§ **Testo da leggere**:

%%

Si parla di pseudo migranti, sembra quasi che chi cerca di arrivare in Italia/Europa lo faccia per diletto,
voi che operate in questo campo cosa potete dire al riguardo?
Fra coloro con cui abbiamo rapporti, prevalentemente donne, ma anche molti uomini, di immigrati che
siano venuti per diletto non ne abbiamo incontrati. A meno che non si ritenga dilettevole essere maltrattati,
seviziati, violentati, rimanere in mare su una barca sovraffollata per giorni e correre il pericolo di annegare.
E non sono quadretti da propaganda “buonista”, si tratta solo della realtà di cui spesso le persone portano il segno sui loro corpi, sul viso, segni visibili.
Altra frase fatta che si sente sempre dire è “Aiutiamoli a casa loro”, voi avete un progetto ed esperienza
in questo campo, è possibile, ad oggi, evitare l’immigrazione ‘aiutandoli a casa loro’?
Sì. Nell’ambito dei progetti di “aiuto a casa loro” abbiamo ricevuto e ospitato in Italia due giovani docenti di una scuola professionale ugandese (400 ragazzi e ragazze di 14-19 anni) e, con il contributo di Cefal, sono stati formati all’insegnamento della meccanica. Abbiamo poi raccolto da aziende amiche molte macchine utensili e altre attrezzature per costruire un’aula laboratorio di meccanica in questa scuola. Per poter affrontare i costi della spedizione del container in Uganda abbiamo lanciato un progetto di “crowdfunding” denominandolo “Aiutiamoli a casa loro, per davvero” e dandogli ampia visibilità sui social. E’ stato un successo, ma per il generoso intervento di nostri soci e loro amici, in sostanza il nostro contesto. Di tutti coloro che sostengono di doverli “aiutare a casa loro” non s’è visto nessuno! Puro slogan mistificatorio che copriva ciò che fino a qualche tempo fa era vergognoso ammettere e che ora ci sembra esser stato sdoganato: un egoismo ed un razzismo che non trovano più vergogna ad esplicitarsi nella loro vera natura.

Per arrivare a fare sì che non abbiano più necessità di abbandonare tutto per cercare di sopravvivere,
cosa è, o sarebbe, necessario fare? Con che tempistiche?
A nostro avviso –e ne abbiamo parlato più volte nella nostra associazione e con altre- sarebbero necessarie
alcune soluzioni di portata sia strutturale, che contingente. Anzitutto smettere di rubare terre e risorse
naturali da parte dei Paesi sviluppati, quelli di vecchia tradizione coloniale, ma anche le nuove entry cinesi.

%%

§ **Dati mostrati**:
%%

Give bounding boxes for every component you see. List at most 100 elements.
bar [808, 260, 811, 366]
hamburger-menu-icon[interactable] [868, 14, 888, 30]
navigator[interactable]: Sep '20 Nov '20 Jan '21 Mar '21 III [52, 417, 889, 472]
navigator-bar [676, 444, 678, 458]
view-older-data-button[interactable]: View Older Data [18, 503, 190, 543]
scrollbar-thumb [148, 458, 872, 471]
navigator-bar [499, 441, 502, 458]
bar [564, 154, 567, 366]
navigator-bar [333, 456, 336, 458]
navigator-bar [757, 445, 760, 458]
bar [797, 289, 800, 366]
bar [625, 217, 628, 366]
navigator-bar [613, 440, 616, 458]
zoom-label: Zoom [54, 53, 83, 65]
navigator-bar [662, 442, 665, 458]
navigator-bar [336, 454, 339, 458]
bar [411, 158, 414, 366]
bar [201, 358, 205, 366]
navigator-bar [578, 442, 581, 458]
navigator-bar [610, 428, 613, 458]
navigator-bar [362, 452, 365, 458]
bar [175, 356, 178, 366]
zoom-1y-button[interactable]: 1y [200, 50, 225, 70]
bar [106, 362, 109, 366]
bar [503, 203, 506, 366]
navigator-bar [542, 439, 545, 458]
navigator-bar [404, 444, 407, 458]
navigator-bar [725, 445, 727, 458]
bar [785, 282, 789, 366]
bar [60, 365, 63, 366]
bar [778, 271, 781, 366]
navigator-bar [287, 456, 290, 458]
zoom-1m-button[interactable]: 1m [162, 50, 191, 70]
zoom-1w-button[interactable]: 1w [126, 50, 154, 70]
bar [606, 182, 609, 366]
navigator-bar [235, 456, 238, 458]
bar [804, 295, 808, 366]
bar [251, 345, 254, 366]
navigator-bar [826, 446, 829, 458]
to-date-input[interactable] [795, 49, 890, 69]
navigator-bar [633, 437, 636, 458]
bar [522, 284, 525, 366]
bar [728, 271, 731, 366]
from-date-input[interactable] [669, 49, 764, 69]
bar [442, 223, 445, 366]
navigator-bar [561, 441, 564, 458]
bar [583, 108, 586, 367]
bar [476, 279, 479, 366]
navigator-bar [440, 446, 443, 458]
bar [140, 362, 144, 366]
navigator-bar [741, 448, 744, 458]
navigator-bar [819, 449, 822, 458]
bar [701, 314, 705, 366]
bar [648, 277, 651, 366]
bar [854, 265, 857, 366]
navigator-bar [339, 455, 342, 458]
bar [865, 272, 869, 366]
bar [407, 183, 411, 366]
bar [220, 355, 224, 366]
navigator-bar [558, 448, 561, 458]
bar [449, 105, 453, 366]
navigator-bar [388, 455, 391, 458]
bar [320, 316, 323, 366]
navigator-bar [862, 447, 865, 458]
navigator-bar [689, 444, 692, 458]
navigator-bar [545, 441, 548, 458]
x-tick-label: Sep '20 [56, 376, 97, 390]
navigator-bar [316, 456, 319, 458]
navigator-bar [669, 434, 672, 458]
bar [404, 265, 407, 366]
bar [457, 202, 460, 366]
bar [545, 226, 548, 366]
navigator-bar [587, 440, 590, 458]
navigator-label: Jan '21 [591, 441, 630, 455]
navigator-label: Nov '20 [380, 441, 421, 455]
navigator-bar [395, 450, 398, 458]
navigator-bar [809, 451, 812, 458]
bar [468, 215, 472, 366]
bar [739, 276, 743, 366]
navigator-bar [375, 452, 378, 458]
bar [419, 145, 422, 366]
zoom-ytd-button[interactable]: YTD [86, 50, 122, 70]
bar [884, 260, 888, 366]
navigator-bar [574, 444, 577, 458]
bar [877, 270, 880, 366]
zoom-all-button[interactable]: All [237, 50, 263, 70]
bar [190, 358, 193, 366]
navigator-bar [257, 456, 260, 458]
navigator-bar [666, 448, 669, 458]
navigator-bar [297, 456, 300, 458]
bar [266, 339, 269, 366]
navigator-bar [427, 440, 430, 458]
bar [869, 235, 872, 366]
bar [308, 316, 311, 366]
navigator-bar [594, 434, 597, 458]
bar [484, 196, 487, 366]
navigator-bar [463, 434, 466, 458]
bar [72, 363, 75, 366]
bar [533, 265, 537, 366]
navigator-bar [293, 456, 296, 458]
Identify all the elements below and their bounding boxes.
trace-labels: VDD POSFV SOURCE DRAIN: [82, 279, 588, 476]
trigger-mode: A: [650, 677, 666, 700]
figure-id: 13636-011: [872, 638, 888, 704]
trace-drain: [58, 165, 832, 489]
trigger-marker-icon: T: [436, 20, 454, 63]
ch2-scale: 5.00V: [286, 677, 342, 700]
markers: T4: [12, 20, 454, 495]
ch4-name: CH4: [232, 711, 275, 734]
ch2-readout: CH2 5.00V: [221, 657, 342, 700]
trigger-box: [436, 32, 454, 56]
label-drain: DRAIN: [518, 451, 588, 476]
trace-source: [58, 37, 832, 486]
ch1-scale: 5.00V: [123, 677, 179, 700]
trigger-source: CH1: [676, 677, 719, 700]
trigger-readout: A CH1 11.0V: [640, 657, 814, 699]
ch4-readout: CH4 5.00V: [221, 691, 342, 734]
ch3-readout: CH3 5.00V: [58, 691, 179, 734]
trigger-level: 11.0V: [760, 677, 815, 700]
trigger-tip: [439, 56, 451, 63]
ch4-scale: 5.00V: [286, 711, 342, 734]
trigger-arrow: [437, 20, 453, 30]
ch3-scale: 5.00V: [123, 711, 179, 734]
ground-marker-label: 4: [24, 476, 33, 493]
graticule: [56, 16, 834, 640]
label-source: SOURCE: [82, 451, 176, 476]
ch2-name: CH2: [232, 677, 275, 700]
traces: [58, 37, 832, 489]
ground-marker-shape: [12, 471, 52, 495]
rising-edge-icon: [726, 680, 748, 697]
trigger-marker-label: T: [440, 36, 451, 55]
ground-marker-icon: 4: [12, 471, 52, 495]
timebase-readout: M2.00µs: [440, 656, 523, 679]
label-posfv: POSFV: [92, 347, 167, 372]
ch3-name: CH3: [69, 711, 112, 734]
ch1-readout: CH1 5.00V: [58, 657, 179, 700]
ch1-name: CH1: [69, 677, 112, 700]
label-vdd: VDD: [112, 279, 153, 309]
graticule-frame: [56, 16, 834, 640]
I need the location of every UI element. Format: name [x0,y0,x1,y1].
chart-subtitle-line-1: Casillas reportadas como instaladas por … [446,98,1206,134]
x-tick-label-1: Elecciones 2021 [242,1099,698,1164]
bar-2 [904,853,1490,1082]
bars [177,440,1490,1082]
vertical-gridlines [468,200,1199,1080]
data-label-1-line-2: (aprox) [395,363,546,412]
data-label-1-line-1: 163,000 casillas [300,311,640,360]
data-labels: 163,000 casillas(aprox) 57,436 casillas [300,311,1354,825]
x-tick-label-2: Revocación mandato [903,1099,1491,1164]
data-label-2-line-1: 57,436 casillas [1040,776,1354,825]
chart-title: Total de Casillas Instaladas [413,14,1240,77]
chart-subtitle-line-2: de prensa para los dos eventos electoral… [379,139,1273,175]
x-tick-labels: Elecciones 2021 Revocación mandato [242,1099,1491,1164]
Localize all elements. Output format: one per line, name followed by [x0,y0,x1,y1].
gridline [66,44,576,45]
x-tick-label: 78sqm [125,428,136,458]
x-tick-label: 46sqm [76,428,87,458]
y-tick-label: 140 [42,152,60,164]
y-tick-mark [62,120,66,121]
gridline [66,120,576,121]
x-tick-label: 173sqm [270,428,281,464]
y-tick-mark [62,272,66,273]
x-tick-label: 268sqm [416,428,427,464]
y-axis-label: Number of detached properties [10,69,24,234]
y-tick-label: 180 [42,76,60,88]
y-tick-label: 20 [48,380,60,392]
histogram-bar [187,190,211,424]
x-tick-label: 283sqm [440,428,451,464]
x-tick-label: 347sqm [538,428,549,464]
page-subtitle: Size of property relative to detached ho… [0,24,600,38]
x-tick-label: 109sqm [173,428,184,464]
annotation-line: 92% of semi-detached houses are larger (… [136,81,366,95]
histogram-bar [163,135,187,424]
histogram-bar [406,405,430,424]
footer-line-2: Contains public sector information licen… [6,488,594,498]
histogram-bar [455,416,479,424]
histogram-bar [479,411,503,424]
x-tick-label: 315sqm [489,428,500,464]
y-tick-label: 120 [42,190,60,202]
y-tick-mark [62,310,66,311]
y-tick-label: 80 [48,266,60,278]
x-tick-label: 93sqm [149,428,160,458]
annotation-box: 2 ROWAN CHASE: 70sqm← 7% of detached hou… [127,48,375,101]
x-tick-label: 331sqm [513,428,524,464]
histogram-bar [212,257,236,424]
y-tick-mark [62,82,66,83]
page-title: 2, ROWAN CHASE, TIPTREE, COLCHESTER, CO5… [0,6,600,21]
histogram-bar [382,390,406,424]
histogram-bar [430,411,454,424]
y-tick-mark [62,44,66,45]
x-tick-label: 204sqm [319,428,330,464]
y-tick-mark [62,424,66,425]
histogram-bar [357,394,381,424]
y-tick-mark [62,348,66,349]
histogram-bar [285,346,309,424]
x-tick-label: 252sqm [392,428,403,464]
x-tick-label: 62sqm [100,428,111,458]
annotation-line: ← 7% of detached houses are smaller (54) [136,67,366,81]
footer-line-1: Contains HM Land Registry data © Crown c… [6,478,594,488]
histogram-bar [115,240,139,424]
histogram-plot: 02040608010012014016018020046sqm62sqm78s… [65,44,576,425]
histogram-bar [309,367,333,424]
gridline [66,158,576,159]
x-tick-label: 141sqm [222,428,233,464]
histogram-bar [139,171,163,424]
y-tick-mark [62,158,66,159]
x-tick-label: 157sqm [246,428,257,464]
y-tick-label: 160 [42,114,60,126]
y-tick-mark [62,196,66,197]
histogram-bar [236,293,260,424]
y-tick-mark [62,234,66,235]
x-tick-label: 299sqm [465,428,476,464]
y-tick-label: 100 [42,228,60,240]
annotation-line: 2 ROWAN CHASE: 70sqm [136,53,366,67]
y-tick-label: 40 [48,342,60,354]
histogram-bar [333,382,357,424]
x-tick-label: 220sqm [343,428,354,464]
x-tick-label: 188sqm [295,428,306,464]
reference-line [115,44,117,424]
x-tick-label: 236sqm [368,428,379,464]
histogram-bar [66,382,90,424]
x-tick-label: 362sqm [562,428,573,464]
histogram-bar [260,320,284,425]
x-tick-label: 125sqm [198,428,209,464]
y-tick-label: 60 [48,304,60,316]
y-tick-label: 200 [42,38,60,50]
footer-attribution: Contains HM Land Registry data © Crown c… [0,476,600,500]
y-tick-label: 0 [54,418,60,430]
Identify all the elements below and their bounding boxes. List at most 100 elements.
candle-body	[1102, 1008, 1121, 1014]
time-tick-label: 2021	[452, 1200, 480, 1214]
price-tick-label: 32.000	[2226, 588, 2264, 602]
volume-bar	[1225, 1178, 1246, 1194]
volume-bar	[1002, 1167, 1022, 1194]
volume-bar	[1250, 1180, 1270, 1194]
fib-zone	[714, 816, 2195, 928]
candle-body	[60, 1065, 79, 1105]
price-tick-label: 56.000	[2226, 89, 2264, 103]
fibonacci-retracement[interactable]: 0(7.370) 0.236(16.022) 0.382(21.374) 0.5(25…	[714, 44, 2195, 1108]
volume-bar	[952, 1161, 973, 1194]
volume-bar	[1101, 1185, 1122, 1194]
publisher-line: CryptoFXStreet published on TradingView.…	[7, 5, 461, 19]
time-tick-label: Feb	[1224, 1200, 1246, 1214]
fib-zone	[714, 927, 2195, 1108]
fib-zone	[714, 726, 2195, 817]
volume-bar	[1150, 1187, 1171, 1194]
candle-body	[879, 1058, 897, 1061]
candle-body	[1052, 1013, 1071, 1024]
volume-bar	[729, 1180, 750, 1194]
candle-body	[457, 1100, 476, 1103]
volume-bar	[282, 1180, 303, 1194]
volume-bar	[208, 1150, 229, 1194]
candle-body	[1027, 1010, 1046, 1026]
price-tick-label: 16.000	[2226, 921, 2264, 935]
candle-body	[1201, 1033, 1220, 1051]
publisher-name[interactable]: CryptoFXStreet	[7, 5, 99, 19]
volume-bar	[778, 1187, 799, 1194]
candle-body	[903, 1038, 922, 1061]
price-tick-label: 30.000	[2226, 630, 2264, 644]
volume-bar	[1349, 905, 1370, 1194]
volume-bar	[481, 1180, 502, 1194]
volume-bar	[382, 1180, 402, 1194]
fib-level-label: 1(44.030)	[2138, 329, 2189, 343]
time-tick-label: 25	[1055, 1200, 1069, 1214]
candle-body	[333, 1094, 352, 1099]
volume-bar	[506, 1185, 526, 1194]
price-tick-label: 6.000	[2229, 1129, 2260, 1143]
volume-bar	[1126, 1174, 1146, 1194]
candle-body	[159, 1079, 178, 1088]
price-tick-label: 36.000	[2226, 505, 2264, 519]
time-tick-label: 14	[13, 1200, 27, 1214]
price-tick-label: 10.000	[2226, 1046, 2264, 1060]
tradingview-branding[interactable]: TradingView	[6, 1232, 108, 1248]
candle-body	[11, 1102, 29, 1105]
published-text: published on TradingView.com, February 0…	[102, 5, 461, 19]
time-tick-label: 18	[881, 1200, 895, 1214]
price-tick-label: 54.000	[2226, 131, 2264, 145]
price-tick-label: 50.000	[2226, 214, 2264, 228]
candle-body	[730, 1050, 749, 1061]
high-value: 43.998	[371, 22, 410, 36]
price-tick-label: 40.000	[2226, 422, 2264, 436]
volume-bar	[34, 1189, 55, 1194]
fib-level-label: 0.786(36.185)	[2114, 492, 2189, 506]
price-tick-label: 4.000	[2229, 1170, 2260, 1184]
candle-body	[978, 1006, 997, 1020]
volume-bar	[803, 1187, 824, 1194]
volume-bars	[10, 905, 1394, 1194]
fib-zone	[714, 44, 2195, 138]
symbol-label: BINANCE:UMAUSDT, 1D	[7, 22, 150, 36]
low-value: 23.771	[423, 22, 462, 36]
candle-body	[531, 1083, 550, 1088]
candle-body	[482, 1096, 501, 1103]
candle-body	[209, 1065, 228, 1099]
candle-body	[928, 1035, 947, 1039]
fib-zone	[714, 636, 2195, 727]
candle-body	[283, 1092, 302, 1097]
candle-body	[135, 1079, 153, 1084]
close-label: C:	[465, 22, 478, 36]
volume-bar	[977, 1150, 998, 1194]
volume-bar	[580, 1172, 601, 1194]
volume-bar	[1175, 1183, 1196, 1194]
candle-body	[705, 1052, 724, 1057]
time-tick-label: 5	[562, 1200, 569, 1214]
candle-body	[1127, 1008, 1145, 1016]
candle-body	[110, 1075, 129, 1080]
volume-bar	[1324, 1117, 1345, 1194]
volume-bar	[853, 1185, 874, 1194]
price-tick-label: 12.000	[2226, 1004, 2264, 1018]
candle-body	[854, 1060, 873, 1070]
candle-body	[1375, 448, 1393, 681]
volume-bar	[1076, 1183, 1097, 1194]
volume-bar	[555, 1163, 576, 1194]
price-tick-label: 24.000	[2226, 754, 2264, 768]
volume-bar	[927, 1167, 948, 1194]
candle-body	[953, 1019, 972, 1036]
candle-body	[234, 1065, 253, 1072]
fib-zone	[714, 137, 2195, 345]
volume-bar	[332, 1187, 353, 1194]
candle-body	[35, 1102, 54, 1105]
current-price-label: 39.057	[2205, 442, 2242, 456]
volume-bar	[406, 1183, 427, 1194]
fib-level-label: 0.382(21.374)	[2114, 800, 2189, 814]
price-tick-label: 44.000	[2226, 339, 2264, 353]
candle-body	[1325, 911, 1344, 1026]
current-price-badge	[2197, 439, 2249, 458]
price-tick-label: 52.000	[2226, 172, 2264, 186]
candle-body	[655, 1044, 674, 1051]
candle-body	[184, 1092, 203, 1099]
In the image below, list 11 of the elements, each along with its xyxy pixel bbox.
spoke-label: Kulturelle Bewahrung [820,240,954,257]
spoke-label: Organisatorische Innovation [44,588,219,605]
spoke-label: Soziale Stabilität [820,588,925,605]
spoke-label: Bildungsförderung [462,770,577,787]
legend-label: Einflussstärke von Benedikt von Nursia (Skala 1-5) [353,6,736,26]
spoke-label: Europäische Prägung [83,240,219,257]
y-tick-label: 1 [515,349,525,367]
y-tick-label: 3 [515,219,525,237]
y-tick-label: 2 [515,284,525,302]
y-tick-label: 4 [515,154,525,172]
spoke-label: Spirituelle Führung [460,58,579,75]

%%

§ **Esercizio scritto 1**:
Indica se le affermazioni (a), (b) e (c) concordano con il testo sull'immigrazione, rispondendo sì o no e citando le parole del testo che lo dimostrano: (a) i due docenti ospitati in Italia venivano da una scuola professionale ugandese; (b) il crowdfunding per spedire il container in Uganda non ha avuto successo; (c) tra gli immigrati con cui l'associazione ha rapporti prevalgono gli uomini.
§ **Esercizio scritto 2**:
Aggiorna l'elenco dalla prima riga fino alla riga che contiene "bar [220, 355, 224, 366]", inclusa, sostituendo "navigator-bar" con "nav-bar" e lasciando invariato tutto il resto. Riporta soltanto queste righe.

§ **Risposta completa 1**:
(a) Sì: "due giovani docenti di una scuola professionale ugandese".
(b) No: "E’ stato un successo".
(c) No: "prevalentemente donne, ma anche molti uomini".

§ **Risposta completa 2**:
Give bounding boxes for every component you see. List at most 100 elements.
bar [808, 260, 811, 366]
hamburger-menu-icon[interactable] [868, 14, 888, 30]
navigator[interactable]: Sep '20 Nov '20 Jan '21 Mar '21 III [52, 417, 889, 472]
nav-bar [676, 444, 678, 458]
view-older-data-button[interactable]: View Older Data [18, 503, 190, 543]
scrollbar-thumb [148, 458, 872, 471]
nav-bar [499, 441, 502, 458]
bar [564, 154, 567, 366]
nav-bar [333, 456, 336, 458]
nav-bar [757, 445, 760, 458]
bar [797, 289, 800, 366]
bar [625, 217, 628, 366]
nav-bar [613, 440, 616, 458]
zoom-label: Zoom [54, 53, 83, 65]
nav-bar [662, 442, 665, 458]
nav-bar [336, 454, 339, 458]
bar [411, 158, 414, 366]
bar [201, 358, 205, 366]
nav-bar [578, 442, 581, 458]
nav-bar [610, 428, 613, 458]
nav-bar [362, 452, 365, 458]
bar [175, 356, 178, 366]
zoom-1y-button[interactable]: 1y [200, 50, 225, 70]
bar [106, 362, 109, 366]
bar [503, 203, 506, 366]
nav-bar [542, 439, 545, 458]
nav-bar [404, 444, 407, 458]
nav-bar [725, 445, 727, 458]
bar [785, 282, 789, 366]
bar [60, 365, 63, 366]
bar [778, 271, 781, 366]
nav-bar [287, 456, 290, 458]
zoom-1m-button[interactable]: 1m [162, 50, 191, 70]
zoom-1w-button[interactable]: 1w [126, 50, 154, 70]
bar [606, 182, 609, 366]
nav-bar [235, 456, 238, 458]
bar [804, 295, 808, 366]
bar [251, 345, 254, 366]
nav-bar [826, 446, 829, 458]
to-date-input[interactable] [795, 49, 890, 69]
nav-bar [633, 437, 636, 458]
bar [522, 284, 525, 366]
bar [728, 271, 731, 366]
from-date-input[interactable] [669, 49, 764, 69]
bar [442, 223, 445, 366]
nav-bar [561, 441, 564, 458]
bar [583, 108, 586, 367]
bar [476, 279, 479, 366]
nav-bar [440, 446, 443, 458]
bar [140, 362, 144, 366]
nav-bar [741, 448, 744, 458]
nav-bar [819, 449, 822, 458]
bar [701, 314, 705, 366]
bar [648, 277, 651, 366]
bar [854, 265, 857, 366]
nav-bar [339, 455, 342, 458]
bar [865, 272, 869, 366]
bar [407, 183, 411, 366]
bar [220, 355, 224, 366]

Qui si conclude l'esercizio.